Task objective: Write out the listing below again, precisely as it is given.

──────── Given entries

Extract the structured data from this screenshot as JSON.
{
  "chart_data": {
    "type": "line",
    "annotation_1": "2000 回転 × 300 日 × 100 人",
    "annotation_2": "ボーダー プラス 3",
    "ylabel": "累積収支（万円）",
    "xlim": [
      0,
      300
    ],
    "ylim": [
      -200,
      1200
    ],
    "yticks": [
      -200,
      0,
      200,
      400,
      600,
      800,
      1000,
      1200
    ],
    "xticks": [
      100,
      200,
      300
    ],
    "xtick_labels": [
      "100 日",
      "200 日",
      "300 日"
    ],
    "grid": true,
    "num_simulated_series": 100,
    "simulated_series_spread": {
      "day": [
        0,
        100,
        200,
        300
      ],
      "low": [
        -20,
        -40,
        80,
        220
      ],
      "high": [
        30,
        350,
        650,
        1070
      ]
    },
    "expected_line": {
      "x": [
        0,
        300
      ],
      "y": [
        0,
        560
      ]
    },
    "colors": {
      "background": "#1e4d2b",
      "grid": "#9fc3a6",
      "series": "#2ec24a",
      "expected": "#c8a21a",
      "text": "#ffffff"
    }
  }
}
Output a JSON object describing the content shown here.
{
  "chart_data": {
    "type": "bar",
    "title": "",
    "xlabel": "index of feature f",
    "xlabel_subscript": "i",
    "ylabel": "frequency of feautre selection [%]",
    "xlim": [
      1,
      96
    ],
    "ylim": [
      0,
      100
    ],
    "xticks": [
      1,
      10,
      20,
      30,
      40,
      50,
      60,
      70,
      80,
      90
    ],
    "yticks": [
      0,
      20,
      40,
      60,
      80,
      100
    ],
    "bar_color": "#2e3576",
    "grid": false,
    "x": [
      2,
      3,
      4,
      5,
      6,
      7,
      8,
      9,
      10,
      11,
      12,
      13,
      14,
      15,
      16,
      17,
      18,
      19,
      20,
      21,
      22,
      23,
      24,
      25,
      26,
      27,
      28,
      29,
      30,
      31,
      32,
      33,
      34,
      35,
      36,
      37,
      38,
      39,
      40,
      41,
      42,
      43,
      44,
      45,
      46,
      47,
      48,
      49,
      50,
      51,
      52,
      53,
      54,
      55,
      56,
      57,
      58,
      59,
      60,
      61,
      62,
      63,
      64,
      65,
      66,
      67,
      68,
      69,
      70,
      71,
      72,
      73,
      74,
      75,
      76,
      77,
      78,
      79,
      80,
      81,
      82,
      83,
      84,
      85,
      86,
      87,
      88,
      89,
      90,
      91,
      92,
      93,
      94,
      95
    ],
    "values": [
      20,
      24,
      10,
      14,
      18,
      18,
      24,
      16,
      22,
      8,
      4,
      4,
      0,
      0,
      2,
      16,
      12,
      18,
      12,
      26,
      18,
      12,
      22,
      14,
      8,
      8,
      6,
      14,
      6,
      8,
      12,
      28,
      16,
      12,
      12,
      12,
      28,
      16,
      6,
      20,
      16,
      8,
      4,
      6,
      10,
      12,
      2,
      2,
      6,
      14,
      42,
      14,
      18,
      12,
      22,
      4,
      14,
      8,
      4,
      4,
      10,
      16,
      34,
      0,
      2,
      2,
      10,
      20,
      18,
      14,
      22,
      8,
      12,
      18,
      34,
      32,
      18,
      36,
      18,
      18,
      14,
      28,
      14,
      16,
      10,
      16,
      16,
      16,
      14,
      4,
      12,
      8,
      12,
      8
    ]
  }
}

────────────────

Task output:
Extract the structured data from this screenshot as JSON.
{
  "chart_data": {
    "type": "line",
    "annotation_1": "2000 回転 × 300 日 × 100 人",
    "annotation_2": "ボーダー プラス 3",
    "ylabel": "累積収支（万円）",
    "xlim": [
      0,
      300
    ],
    "ylim": [
      -200,
      1200
    ],
    "yticks": [
      -200,
      0,
      200,
      400,
      600,
      800,
      1000,
      1200
    ],
    "xticks": [
      100,
      200,
      300
    ],
    "xtick_labels": [
      "100 日",
      "200 日",
      "300 日"
    ],
    "grid": true,
    "num_simulated_series": 100,
    "simulated_series_spread": {
      "day": [
        0,
        100,
        200,
        300
      ],
      "low": [
        -20,
        -40,
        80,
        220
      ],
      "high": [
        30,
        350,
        650,
        1070
      ]
    },
    "expected_line": {
      "x": [
        0,
        300
      ],
      "y": [
        0,
        560
      ]
    },
    "colors": {
      "background": "#1e4d2b",
      "grid": "#9fc3a6",
      "series": "#2ec24a",
      "expected": "#c8a21a",
      "text": "#ffffff"
    }
  }
}
Output a JSON object describing the content shown here.
{
  "chart_data": {
    "type": "bar",
    "title": "",
    "xlabel": "index of feature f",
    "xlabel_subscript": "i",
    "ylabel": "frequency of feautre selection [%]",
    "xlim": [
      1,
      96
    ],
    "ylim": [
      0,
      100
    ],
    "xticks": [
      1,
      10,
      20,
      30,
      40,
      50,
      60,
      70,
      80,
      90
    ],
    "yticks": [
      0,
      20,
      40,
      60,
      80,
      100
    ],
    "bar_color": "#2e3576",
    "grid": false,
    "x": [
      2,
      3,
      4,
      5,
      6,
      7,
      8,
      9,
      10,
      11,
      12,
      13,
      14,
      15,
      16,
      17,
      18,
      19,
      20,
      21,
      22,
      23,
      24,
      25,
      26,
      27,
      28,
      29,
      30,
      31,
      32,
      33,
      34,
      35,
      36,
      37,
      38,
      39,
      40,
      41,
      42,
      43,
      44,
      45,
      46,
      47,
      48,
      49,
      50,
      51,
      52,
      53,
      54,
      55,
      56,
      57,
      58,
      59,
      60,
      61,
      62,
      63,
      64,
      65,
      66,
      67,
      68,
      69,
      70,
      71,
      72,
      73,
      74,
      75,
      76,
      77,
      78,
      79,
      80,
      81,
      82,
      83,
      84,
      85,
      86,
      87,
      88,
      89,
      90,
      91,
      92,
      93,
      94,
      95
    ],
    "values": [
      20,
      24,
      10,
      14,
      18,
      18,
      24,
      16,
      22,
      8,
      4,
      4,
      0,
      0,
      2,
      16,
      12,
      18,
      12,
      26,
      18,
      12,
      22,
      14,
      8,
      8,
      6,
      14,
      6,
      8,
      12,
      28,
      16,
      12,
      12,
      12,
      28,
      16,
      6,
      20,
      16,
      8,
      4,
      6,
      10,
      12,
      2,
      2,
      6,
      14,
      42,
      14,
      18,
      12,
      22,
      4,
      14,
      8,
      4,
      4,
      10,
      16,
      34,
      0,
      2,
      2,
      10,
      20,
      18,
      14,
      22,
      8,
      12,
      18,
      34,
      32,
      18,
      36,
      18,
      18,
      14,
      28,
      14,
      16,
      10,
      16,
      16,
      16,
      14,
      4,
      12,
      8,
      12,
      8
    ]
  }
}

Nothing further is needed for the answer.